[Data entries]
>>>

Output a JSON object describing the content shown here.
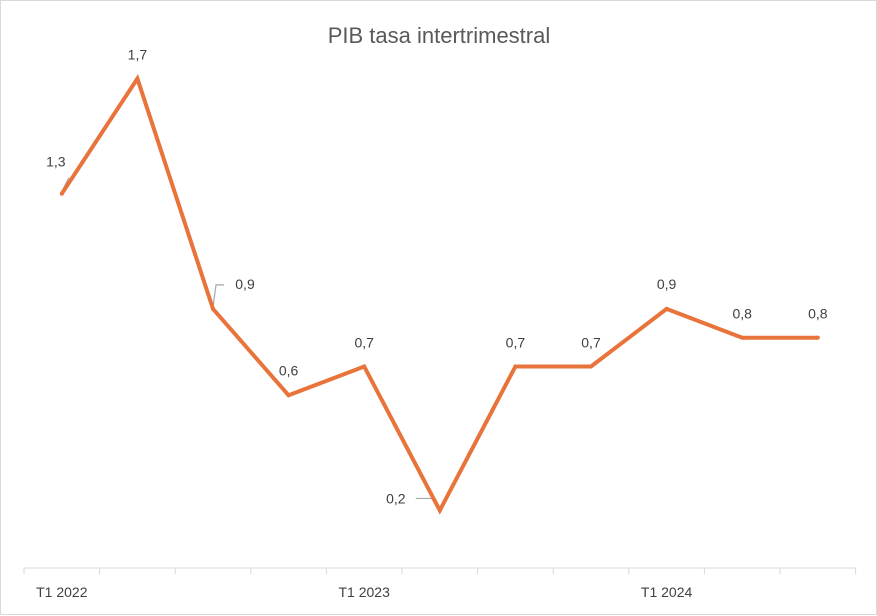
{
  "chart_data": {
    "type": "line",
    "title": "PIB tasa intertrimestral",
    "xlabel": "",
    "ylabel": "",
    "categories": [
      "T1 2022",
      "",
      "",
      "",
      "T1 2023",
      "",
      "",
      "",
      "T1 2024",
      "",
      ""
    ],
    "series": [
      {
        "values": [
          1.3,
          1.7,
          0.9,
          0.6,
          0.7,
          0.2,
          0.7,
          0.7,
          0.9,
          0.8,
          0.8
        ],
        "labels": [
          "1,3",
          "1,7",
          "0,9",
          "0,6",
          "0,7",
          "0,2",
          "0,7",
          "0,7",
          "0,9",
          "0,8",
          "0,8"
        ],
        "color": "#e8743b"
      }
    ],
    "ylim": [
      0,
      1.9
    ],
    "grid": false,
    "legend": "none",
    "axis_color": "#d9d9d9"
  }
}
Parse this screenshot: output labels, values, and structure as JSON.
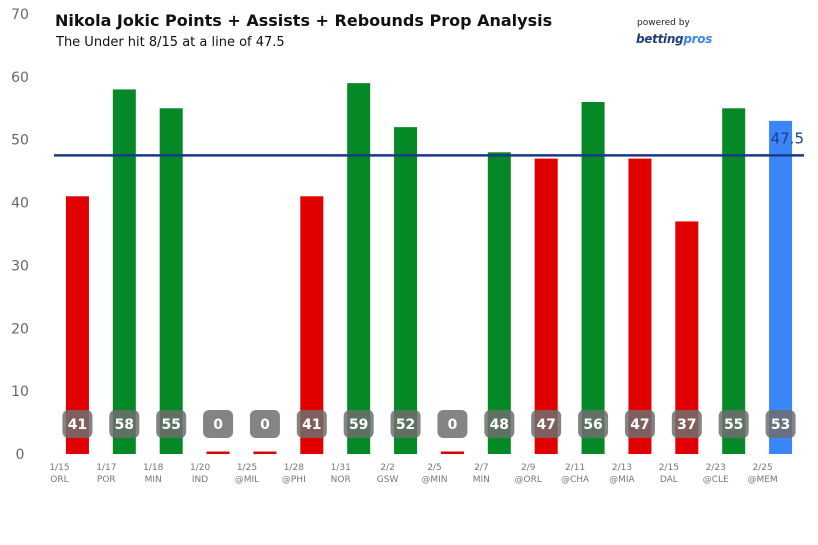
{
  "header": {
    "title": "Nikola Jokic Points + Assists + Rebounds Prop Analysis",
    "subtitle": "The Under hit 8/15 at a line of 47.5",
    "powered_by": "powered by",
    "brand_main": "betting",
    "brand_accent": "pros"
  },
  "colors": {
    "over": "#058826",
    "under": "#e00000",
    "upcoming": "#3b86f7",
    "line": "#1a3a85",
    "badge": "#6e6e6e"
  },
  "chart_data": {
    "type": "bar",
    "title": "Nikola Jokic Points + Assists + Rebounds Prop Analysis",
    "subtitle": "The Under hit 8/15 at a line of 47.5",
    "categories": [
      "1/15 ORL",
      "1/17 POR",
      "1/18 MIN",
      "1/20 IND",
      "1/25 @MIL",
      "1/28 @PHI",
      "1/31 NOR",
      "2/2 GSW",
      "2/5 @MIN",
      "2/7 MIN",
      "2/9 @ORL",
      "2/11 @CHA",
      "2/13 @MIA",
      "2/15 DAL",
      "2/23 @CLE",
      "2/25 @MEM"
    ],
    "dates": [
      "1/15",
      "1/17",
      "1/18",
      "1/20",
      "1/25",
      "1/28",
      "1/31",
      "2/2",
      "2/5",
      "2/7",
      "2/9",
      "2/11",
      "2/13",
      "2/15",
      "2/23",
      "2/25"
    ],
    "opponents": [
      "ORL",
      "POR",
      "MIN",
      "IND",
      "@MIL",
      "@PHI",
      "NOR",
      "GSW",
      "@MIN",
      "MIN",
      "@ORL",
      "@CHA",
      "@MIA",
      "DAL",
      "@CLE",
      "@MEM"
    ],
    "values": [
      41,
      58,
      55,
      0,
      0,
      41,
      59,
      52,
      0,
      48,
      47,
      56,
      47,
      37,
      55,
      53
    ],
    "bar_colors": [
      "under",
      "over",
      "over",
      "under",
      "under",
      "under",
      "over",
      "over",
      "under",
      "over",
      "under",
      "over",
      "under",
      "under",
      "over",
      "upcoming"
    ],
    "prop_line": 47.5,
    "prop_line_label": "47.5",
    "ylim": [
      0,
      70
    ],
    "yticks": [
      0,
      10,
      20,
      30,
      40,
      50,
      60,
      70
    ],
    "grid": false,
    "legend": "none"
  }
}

<<<

- _Aim_:
Quote the listing above in full, except for the pictures.

- _Exercise answer_:
Output a JSON object describing the content shown here.
{
  "chart_data": {
    "type": "line",
    "title": "PIB tasa intertrimestral",
    "xlabel": "",
    "ylabel": "",
    "categories": [
      "T1 2022",
      "",
      "",
      "",
      "T1 2023",
      "",
      "",
      "",
      "T1 2024",
      "",
      ""
    ],
    "series": [
      {
        "values": [
          1.3,
          1.7,
          0.9,
          0.6,
          0.7,
          0.2,
          0.7,
          0.7,
          0.9,
          0.8,
          0.8
        ],
        "labels": [
          "1,3",
          "1,7",
          "0,9",
          "0,6",
          "0,7",
          "0,2",
          "0,7",
          "0,7",
          "0,9",
          "0,8",
          "0,8"
        ],
        "color": "#e8743b"
      }
    ],
    "ylim": [
      0,
      1.9
    ],
    "grid": false,
    "legend": "none",
    "axis_color": "#d9d9d9"
  }
}
Parse this screenshot: output labels, values, and structure as JSON.
{
  "header": {
    "title": "Nikola Jokic Points + Assists + Rebounds Prop Analysis",
    "subtitle": "The Under hit 8/15 at a line of 47.5",
    "powered_by": "powered by",
    "brand_main": "betting",
    "brand_accent": "pros"
  },
  "colors": {
    "over": "#058826",
    "under": "#e00000",
    "upcoming": "#3b86f7",
    "line": "#1a3a85",
    "badge": "#6e6e6e"
  },
  "chart_data": {
    "type": "bar",
    "title": "Nikola Jokic Points + Assists + Rebounds Prop Analysis",
    "subtitle": "The Under hit 8/15 at a line of 47.5",
    "categories": [
      "1/15 ORL",
      "1/17 POR",
      "1/18 MIN",
      "1/20 IND",
      "1/25 @MIL",
      "1/28 @PHI",
      "1/31 NOR",
      "2/2 GSW",
      "2/5 @MIN",
      "2/7 MIN",
      "2/9 @ORL",
      "2/11 @CHA",
      "2/13 @MIA",
      "2/15 DAL",
      "2/23 @CLE",
      "2/25 @MEM"
    ],
    "dates": [
      "1/15",
      "1/17",
      "1/18",
      "1/20",
      "1/25",
      "1/28",
      "1/31",
      "2/2",
      "2/5",
      "2/7",
      "2/9",
      "2/11",
      "2/13",
      "2/15",
      "2/23",
      "2/25"
    ],
    "opponents": [
      "ORL",
      "POR",
      "MIN",
      "IND",
      "@MIL",
      "@PHI",
      "NOR",
      "GSW",
      "@MIN",
      "MIN",
      "@ORL",
      "@CHA",
      "@MIA",
      "DAL",
      "@CLE",
      "@MEM"
    ],
    "values": [
      41,
      58,
      55,
      0,
      0,
      41,
      59,
      52,
      0,
      48,
      47,
      56,
      47,
      37,
      55,
      53
    ],
    "bar_colors": [
      "under",
      "over",
      "over",
      "under",
      "under",
      "under",
      "over",
      "over",
      "under",
      "over",
      "under",
      "over",
      "under",
      "under",
      "over",
      "upcoming"
    ],
    "prop_line": 47.5,
    "prop_line_label": "47.5",
    "ylim": [
      0,
      70
    ],
    "yticks": [
      0,
      10,
      20,
      30,
      40,
      50,
      60,
      70
    ],
    "grid": false,
    "legend": "none"
  }
}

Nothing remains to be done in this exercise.